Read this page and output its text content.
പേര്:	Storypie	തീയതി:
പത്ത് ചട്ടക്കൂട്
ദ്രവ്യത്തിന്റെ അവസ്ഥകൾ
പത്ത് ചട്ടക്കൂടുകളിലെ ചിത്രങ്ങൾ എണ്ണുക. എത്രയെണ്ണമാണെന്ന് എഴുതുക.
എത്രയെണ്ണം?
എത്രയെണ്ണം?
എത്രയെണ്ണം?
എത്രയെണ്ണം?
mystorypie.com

* * * * *

_Task objective_
Take the lines above and print them exactly.

_Worked solution_
Read this page and output its text content.
പേര്:	Storypie	തീയതി:
പത്ത് ചട്ടക്കൂട്
ദ്രവ്യത്തിന്റെ അവസ്ഥകൾ
പത്ത് ചട്ടക്കൂടുകളിലെ ചിത്രങ്ങൾ എണ്ണുക. എത്രയെണ്ണമാണെന്ന് എഴുതുക.
എത്രയെണ്ണം?
എത്രയെണ്ണം?
എത്രയെണ്ണം?
എത്രയെണ്ണം?
mystorypie.com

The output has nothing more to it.